::: Given entries

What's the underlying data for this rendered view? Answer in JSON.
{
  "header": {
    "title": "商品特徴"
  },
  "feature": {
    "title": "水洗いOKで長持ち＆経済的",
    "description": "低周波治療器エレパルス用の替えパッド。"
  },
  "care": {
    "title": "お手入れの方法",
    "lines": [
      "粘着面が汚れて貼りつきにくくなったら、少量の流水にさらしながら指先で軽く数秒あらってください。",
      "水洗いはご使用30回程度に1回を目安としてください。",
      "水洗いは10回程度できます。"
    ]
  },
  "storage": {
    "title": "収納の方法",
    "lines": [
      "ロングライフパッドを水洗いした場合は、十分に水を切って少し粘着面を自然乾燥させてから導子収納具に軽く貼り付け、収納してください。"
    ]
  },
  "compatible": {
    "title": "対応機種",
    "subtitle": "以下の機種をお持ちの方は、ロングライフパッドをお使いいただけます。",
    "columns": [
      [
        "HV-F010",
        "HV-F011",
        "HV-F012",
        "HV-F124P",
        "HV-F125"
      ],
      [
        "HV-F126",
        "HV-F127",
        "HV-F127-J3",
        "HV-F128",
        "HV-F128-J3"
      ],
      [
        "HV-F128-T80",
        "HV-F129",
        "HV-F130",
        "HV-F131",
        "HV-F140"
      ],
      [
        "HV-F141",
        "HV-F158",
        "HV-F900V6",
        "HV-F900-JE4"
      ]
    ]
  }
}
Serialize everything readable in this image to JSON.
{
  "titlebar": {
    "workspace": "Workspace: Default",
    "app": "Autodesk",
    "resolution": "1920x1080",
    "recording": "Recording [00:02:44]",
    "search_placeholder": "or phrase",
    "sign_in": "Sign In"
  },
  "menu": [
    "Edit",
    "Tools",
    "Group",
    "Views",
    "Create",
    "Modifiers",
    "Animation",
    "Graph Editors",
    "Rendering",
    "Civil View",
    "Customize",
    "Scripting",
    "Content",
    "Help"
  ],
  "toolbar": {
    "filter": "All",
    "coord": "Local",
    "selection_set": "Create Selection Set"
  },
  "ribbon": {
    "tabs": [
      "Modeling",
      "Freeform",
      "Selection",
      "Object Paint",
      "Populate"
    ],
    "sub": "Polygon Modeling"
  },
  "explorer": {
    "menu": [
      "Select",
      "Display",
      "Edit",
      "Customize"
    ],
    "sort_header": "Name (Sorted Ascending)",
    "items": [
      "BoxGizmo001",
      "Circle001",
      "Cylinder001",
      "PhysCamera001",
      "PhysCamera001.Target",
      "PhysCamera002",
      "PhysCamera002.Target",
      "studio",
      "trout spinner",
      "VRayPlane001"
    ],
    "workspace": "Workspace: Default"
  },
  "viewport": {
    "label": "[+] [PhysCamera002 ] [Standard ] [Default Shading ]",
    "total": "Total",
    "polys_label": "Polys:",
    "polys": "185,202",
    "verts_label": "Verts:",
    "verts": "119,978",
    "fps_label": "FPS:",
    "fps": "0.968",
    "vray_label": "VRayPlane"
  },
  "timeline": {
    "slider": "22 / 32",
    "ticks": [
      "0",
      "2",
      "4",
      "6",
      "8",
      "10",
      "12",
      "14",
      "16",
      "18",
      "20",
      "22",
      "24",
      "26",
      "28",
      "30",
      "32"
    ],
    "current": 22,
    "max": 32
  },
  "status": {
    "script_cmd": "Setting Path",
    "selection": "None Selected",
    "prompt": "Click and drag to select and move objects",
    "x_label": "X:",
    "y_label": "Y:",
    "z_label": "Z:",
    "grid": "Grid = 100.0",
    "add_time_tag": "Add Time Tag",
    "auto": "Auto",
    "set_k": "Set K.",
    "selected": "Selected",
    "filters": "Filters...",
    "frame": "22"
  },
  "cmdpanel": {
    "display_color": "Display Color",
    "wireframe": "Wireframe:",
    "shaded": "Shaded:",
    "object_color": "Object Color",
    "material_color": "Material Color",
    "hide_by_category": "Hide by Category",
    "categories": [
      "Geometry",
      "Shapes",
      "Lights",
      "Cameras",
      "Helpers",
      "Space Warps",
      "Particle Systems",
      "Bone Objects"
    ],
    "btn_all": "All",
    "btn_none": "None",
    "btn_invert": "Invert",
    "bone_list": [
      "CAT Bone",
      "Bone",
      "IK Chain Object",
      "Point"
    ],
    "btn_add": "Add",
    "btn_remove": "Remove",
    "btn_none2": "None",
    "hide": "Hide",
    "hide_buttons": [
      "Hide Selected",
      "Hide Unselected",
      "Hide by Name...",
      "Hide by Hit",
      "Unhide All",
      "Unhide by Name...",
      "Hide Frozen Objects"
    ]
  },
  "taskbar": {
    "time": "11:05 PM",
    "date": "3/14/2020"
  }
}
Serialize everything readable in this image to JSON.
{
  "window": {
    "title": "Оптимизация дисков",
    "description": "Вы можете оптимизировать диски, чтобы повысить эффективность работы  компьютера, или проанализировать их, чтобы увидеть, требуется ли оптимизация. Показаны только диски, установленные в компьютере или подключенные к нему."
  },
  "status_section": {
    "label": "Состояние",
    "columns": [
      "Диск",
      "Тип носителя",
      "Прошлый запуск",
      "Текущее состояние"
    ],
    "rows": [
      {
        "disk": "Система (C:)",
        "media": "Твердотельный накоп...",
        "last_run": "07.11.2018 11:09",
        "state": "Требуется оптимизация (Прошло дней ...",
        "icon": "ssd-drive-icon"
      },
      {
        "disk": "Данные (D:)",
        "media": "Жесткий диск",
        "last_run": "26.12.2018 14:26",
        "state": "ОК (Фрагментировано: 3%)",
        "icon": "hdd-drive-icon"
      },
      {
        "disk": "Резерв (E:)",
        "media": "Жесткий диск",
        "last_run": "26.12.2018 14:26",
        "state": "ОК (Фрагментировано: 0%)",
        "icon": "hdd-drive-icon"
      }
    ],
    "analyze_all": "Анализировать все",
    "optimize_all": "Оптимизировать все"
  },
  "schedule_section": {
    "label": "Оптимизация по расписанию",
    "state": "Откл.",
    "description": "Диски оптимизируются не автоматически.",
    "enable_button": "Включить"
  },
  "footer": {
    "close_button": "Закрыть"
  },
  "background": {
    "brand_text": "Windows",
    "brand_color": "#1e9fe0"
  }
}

::::::

**Exercise aim:** Your task is to repeat the data exactly, with nothing left out.

**Reply:**
What's the underlying data for this rendered view? Answer in JSON.
{
  "header": {
    "title": "商品特徴"
  },
  "feature": {
    "title": "水洗いOKで長持ち＆経済的",
    "description": "低周波治療器エレパルス用の替えパッド。"
  },
  "care": {
    "title": "お手入れの方法",
    "lines": [
      "粘着面が汚れて貼りつきにくくなったら、少量の流水にさらしながら指先で軽く数秒あらってください。",
      "水洗いはご使用30回程度に1回を目安としてください。",
      "水洗いは10回程度できます。"
    ]
  },
  "storage": {
    "title": "収納の方法",
    "lines": [
      "ロングライフパッドを水洗いした場合は、十分に水を切って少し粘着面を自然乾燥させてから導子収納具に軽く貼り付け、収納してください。"
    ]
  },
  "compatible": {
    "title": "対応機種",
    "subtitle": "以下の機種をお持ちの方は、ロングライフパッドをお使いいただけます。",
    "columns": [
      [
        "HV-F010",
        "HV-F011",
        "HV-F012",
        "HV-F124P",
        "HV-F125"
      ],
      [
        "HV-F126",
        "HV-F127",
        "HV-F127-J3",
        "HV-F128",
        "HV-F128-J3"
      ],
      [
        "HV-F128-T80",
        "HV-F129",
        "HV-F130",
        "HV-F131",
        "HV-F140"
      ],
      [
        "HV-F141",
        "HV-F158",
        "HV-F900V6",
        "HV-F900-JE4"
      ]
    ]
  }
}
Serialize everything readable in this image to JSON.
{
  "titlebar": {
    "workspace": "Workspace: Default",
    "app": "Autodesk",
    "resolution": "1920x1080",
    "recording": "Recording [00:02:44]",
    "search_placeholder": "or phrase",
    "sign_in": "Sign In"
  },
  "menu": [
    "Edit",
    "Tools",
    "Group",
    "Views",
    "Create",
    "Modifiers",
    "Animation",
    "Graph Editors",
    "Rendering",
    "Civil View",
    "Customize",
    "Scripting",
    "Content",
    "Help"
  ],
  "toolbar": {
    "filter": "All",
    "coord": "Local",
    "selection_set": "Create Selection Set"
  },
  "ribbon": {
    "tabs": [
      "Modeling",
      "Freeform",
      "Selection",
      "Object Paint",
      "Populate"
    ],
    "sub": "Polygon Modeling"
  },
  "explorer": {
    "menu": [
      "Select",
      "Display",
      "Edit",
      "Customize"
    ],
    "sort_header": "Name (Sorted Ascending)",
    "items": [
      "BoxGizmo001",
      "Circle001",
      "Cylinder001",
      "PhysCamera001",
      "PhysCamera001.Target",
      "PhysCamera002",
      "PhysCamera002.Target",
      "studio",
      "trout spinner",
      "VRayPlane001"
    ],
    "workspace": "Workspace: Default"
  },
  "viewport": {
    "label": "[+] [PhysCamera002 ] [Standard ] [Default Shading ]",
    "total": "Total",
    "polys_label": "Polys:",
    "polys": "185,202",
    "verts_label": "Verts:",
    "verts": "119,978",
    "fps_label": "FPS:",
    "fps": "0.968",
    "vray_label": "VRayPlane"
  },
  "timeline": {
    "slider": "22 / 32",
    "ticks": [
      "0",
      "2",
      "4",
      "6",
      "8",
      "10",
      "12",
      "14",
      "16",
      "18",
      "20",
      "22",
      "24",
      "26",
      "28",
      "30",
      "32"
    ],
    "current": 22,
    "max": 32
  },
  "status": {
    "script_cmd": "Setting Path",
    "selection": "None Selected",
    "prompt": "Click and drag to select and move objects",
    "x_label": "X:",
    "y_label": "Y:",
    "z_label": "Z:",
    "grid": "Grid = 100.0",
    "add_time_tag": "Add Time Tag",
    "auto": "Auto",
    "set_k": "Set K.",
    "selected": "Selected",
    "filters": "Filters...",
    "frame": "22"
  },
  "cmdpanel": {
    "display_color": "Display Color",
    "wireframe": "Wireframe:",
    "shaded": "Shaded:",
    "object_color": "Object Color",
    "material_color": "Material Color",
    "hide_by_category": "Hide by Category",
    "categories": [
      "Geometry",
      "Shapes",
      "Lights",
      "Cameras",
      "Helpers",
      "Space Warps",
      "Particle Systems",
      "Bone Objects"
    ],
    "btn_all": "All",
    "btn_none": "None",
    "btn_invert": "Invert",
    "bone_list": [
      "CAT Bone",
      "Bone",
      "IK Chain Object",
      "Point"
    ],
    "btn_add": "Add",
    "btn_remove": "Remove",
    "btn_none2": "None",
    "hide": "Hide",
    "hide_buttons": [
      "Hide Selected",
      "Hide Unselected",
      "Hide by Name...",
      "Hide by Hit",
      "Unhide All",
      "Unhide by Name...",
      "Hide Frozen Objects"
    ]
  },
  "taskbar": {
    "time": "11:05 PM",
    "date": "3/14/2020"
  }
}
Serialize everything readable in this image to JSON.
{
  "window": {
    "title": "Оптимизация дисков",
    "description": "Вы можете оптимизировать диски, чтобы повысить эффективность работы  компьютера, или проанализировать их, чтобы увидеть, требуется ли оптимизация. Показаны только диски, установленные в компьютере или подключенные к нему."
  },
  "status_section": {
    "label": "Состояние",
    "columns": [
      "Диск",
      "Тип носителя",
      "Прошлый запуск",
      "Текущее состояние"
    ],
    "rows": [
      {
        "disk": "Система (C:)",
        "media": "Твердотельный накоп...",
        "last_run": "07.11.2018 11:09",
        "state": "Требуется оптимизация (Прошло дней ...",
        "icon": "ssd-drive-icon"
      },
      {
        "disk": "Данные (D:)",
        "media": "Жесткий диск",
        "last_run": "26.12.2018 14:26",
        "state": "ОК (Фрагментировано: 3%)",
        "icon": "hdd-drive-icon"
      },
      {
        "disk": "Резерв (E:)",
        "media": "Жесткий диск",
        "last_run": "26.12.2018 14:26",
        "state": "ОК (Фрагментировано: 0%)",
        "icon": "hdd-drive-icon"
      }
    ],
    "analyze_all": "Анализировать все",
    "optimize_all": "Оптимизировать все"
  },
  "schedule_section": {
    "label": "Оптимизация по расписанию",
    "state": "Откл.",
    "description": "Диски оптимизируются не автоматически.",
    "enable_button": "Включить"
  },
  "footer": {
    "close_button": "Закрыть"
  },
  "background": {
    "brand_text": "Windows",
    "brand_color": "#1e9fe0"
  }
}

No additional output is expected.